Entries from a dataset
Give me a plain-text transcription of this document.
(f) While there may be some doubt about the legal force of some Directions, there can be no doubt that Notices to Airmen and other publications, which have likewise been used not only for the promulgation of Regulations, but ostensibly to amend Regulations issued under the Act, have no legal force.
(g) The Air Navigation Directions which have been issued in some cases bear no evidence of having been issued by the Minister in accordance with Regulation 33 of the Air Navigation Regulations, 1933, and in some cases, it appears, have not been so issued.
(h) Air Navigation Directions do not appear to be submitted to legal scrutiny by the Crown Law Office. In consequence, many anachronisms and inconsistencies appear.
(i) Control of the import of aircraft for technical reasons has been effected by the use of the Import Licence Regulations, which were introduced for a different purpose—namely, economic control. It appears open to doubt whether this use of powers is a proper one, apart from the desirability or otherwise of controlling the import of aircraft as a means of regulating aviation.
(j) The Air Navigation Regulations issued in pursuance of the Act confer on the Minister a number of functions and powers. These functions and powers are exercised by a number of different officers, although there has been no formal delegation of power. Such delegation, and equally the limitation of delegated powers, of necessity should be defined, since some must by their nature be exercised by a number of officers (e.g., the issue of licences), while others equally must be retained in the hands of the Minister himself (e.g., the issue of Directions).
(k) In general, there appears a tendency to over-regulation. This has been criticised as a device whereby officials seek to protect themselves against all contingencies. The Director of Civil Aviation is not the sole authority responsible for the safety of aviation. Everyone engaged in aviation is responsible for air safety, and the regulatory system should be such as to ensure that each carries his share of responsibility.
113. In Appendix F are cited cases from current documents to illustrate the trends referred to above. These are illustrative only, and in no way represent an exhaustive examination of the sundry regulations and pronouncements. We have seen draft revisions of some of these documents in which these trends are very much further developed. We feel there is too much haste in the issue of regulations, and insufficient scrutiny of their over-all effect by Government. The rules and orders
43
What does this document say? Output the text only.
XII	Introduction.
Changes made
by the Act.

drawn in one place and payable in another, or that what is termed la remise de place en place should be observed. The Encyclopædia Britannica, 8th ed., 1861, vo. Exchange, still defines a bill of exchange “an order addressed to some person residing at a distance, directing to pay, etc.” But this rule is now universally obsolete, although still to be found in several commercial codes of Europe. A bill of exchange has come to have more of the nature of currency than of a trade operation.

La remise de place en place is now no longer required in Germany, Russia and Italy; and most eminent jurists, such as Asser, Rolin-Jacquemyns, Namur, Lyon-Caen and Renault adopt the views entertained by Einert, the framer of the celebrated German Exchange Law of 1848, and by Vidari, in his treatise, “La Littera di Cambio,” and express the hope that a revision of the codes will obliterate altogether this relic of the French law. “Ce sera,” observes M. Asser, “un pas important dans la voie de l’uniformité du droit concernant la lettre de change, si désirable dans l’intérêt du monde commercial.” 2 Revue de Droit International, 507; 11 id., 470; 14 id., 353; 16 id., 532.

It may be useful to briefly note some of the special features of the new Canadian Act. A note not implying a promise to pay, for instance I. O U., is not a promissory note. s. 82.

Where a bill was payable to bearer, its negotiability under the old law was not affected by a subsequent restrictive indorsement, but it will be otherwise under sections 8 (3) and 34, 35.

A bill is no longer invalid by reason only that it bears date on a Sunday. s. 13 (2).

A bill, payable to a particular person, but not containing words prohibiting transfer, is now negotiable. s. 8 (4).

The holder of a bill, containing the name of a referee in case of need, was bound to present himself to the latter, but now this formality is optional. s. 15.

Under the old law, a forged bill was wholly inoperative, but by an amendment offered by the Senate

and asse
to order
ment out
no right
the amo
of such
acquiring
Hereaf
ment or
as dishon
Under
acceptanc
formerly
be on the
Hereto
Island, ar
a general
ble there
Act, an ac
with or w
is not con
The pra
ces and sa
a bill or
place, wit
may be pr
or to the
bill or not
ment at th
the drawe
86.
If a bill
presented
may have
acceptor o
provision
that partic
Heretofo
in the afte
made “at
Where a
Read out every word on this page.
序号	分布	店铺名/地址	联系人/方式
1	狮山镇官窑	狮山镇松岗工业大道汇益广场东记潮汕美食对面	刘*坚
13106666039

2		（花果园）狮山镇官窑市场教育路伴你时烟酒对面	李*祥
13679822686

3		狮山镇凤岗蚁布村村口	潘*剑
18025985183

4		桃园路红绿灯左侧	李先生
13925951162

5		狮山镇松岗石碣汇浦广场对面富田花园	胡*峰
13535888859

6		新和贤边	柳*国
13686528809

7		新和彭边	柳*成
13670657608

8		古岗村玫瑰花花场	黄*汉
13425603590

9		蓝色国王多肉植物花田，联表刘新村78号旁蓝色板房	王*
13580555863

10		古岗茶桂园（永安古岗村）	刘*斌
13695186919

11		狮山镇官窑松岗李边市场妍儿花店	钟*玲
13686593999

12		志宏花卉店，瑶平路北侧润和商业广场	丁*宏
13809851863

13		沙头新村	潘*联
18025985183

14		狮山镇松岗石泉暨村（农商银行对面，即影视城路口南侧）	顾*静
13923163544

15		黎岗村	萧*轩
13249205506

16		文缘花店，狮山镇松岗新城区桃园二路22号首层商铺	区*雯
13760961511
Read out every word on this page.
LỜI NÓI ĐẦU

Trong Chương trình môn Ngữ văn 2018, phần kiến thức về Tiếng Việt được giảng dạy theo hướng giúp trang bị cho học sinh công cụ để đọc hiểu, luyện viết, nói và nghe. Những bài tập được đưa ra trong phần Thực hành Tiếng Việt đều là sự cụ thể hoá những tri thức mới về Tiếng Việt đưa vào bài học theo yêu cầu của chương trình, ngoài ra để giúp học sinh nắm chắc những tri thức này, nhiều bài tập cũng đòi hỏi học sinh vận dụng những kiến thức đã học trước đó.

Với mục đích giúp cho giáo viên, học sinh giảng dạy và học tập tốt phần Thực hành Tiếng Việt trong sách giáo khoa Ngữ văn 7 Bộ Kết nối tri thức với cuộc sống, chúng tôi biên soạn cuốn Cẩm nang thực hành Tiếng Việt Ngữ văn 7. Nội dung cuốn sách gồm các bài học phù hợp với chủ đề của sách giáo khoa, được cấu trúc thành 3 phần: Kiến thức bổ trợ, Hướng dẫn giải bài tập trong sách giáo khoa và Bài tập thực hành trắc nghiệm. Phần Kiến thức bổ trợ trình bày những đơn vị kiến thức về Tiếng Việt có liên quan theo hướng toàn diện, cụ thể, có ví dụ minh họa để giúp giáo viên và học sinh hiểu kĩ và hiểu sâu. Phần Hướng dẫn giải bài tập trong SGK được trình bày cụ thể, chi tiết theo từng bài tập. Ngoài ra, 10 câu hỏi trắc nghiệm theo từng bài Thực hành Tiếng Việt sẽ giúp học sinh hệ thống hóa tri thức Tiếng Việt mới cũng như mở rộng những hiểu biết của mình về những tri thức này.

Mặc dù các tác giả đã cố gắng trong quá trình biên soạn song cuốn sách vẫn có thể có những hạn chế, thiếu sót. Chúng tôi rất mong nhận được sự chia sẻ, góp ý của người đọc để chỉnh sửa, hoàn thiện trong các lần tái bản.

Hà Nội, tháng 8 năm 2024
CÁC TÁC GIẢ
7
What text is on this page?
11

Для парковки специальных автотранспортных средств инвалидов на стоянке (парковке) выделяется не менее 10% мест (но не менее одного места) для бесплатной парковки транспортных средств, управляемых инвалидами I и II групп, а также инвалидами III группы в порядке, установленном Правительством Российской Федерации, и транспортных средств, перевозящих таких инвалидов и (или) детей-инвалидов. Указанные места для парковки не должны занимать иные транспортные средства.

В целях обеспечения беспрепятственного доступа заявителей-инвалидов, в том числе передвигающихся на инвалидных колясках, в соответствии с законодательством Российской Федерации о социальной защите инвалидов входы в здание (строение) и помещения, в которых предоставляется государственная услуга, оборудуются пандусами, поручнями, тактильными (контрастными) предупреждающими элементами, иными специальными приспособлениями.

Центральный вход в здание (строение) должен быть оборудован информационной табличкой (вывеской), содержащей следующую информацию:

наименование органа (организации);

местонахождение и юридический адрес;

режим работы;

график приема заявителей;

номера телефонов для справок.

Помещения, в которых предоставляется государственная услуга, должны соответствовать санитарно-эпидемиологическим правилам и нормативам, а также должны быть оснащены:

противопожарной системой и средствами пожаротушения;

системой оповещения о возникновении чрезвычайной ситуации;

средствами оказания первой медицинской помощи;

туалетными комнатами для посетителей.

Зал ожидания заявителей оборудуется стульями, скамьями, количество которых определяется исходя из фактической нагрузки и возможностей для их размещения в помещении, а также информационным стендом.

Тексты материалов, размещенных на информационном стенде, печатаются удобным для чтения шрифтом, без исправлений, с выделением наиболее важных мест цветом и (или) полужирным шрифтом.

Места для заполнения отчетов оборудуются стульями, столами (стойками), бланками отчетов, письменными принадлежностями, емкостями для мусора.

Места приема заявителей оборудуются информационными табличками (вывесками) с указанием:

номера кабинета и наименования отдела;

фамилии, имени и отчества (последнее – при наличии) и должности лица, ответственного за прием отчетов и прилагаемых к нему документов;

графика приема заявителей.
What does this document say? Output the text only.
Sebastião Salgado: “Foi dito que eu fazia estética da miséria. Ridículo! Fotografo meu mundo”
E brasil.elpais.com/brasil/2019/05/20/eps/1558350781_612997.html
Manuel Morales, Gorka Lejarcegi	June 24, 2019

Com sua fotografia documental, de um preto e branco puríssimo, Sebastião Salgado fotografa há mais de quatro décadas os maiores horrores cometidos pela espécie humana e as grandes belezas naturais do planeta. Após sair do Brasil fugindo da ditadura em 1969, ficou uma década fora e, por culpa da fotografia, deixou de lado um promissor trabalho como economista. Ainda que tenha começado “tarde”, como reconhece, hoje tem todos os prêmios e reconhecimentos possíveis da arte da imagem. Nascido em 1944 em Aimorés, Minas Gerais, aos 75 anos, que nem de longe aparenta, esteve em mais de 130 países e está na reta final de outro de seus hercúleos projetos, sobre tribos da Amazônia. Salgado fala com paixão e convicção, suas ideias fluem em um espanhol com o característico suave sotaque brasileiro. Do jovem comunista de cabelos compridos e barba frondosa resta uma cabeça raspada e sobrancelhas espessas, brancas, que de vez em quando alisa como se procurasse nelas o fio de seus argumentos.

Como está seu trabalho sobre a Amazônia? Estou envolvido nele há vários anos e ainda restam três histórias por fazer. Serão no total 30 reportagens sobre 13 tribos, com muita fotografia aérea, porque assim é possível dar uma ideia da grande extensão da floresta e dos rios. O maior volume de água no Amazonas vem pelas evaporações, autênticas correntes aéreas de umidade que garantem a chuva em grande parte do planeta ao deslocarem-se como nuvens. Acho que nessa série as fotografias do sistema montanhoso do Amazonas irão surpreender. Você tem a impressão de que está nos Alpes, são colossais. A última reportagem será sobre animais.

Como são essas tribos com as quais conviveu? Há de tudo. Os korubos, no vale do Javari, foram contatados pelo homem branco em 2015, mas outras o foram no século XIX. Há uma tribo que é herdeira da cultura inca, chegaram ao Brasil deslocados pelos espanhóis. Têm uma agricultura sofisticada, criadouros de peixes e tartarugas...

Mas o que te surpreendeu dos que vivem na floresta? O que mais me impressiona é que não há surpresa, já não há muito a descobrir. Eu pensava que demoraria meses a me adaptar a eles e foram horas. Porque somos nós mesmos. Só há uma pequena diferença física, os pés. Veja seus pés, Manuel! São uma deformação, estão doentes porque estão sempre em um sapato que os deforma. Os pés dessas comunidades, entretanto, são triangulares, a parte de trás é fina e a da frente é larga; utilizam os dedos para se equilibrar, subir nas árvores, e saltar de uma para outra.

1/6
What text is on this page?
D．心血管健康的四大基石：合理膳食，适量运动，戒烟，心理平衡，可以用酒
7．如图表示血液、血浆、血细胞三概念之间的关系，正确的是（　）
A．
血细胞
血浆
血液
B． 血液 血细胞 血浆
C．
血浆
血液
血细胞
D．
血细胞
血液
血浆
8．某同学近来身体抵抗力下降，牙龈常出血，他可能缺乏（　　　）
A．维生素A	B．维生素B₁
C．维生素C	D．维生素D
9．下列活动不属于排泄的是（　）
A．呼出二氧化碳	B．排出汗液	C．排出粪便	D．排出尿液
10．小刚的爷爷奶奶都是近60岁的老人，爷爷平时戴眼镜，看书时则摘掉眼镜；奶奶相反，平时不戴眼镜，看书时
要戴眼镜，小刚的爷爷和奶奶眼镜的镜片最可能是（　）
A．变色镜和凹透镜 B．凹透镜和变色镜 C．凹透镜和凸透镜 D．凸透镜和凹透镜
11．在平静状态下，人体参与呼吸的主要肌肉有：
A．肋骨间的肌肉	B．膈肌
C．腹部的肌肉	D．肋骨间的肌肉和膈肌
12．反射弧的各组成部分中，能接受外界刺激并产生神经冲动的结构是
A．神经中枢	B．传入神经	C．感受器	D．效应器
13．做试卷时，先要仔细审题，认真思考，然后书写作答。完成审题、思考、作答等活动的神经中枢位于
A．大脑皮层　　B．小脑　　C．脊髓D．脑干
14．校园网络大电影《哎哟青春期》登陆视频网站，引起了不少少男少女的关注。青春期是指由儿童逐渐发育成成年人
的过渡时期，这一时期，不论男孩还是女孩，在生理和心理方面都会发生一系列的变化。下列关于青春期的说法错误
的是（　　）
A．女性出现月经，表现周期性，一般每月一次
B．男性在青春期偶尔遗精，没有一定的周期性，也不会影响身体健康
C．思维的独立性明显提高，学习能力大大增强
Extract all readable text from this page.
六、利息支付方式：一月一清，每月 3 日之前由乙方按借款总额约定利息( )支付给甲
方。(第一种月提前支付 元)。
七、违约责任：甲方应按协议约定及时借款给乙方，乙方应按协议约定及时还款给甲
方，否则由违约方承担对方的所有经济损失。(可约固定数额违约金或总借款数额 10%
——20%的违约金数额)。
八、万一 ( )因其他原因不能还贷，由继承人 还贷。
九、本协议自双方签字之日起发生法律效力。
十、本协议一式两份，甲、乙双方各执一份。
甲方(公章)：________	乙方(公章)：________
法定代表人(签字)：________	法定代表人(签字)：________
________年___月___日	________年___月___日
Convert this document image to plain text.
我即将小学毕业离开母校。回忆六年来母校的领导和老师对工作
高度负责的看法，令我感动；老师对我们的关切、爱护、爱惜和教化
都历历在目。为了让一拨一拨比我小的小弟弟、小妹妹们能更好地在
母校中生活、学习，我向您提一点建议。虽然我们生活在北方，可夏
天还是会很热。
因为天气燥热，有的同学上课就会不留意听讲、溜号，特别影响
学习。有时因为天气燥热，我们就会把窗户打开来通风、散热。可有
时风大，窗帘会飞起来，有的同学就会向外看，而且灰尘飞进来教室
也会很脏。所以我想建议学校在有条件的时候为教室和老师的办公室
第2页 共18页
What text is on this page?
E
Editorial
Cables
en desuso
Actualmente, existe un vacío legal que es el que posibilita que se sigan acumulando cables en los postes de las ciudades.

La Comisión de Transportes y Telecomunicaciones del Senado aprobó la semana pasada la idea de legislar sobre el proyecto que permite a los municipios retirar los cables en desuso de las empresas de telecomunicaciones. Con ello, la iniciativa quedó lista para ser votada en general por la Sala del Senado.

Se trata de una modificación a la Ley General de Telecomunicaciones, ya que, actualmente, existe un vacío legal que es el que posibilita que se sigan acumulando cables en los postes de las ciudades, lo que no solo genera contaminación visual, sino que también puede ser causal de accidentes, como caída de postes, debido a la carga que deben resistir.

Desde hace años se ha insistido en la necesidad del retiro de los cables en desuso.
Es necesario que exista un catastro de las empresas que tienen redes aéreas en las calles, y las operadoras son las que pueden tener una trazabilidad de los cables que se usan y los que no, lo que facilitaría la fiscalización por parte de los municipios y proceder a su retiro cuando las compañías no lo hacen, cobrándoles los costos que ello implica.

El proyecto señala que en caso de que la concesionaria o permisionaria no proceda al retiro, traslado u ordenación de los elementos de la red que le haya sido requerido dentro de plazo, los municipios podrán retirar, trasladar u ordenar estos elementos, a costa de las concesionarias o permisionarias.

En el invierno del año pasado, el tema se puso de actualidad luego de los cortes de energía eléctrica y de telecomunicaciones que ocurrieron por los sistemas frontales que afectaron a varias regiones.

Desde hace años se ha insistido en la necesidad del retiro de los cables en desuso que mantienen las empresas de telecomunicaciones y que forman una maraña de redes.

INSTRUCTION
Go through the preceding material and copy each line that has the word "стульями".

RESPONSE TO THE EXERCISE
Зал ожидания заявителей оборудуется стульями, скамьями, количество которых определяется исходя из фактической нагрузки и возможностей для их размещения в помещении, а также информационным стендом.
Места для заполнения отчетов оборудуются стульями, столами (стойками), бланками отчетов, письменными принадлежностями, емкостями для мусора.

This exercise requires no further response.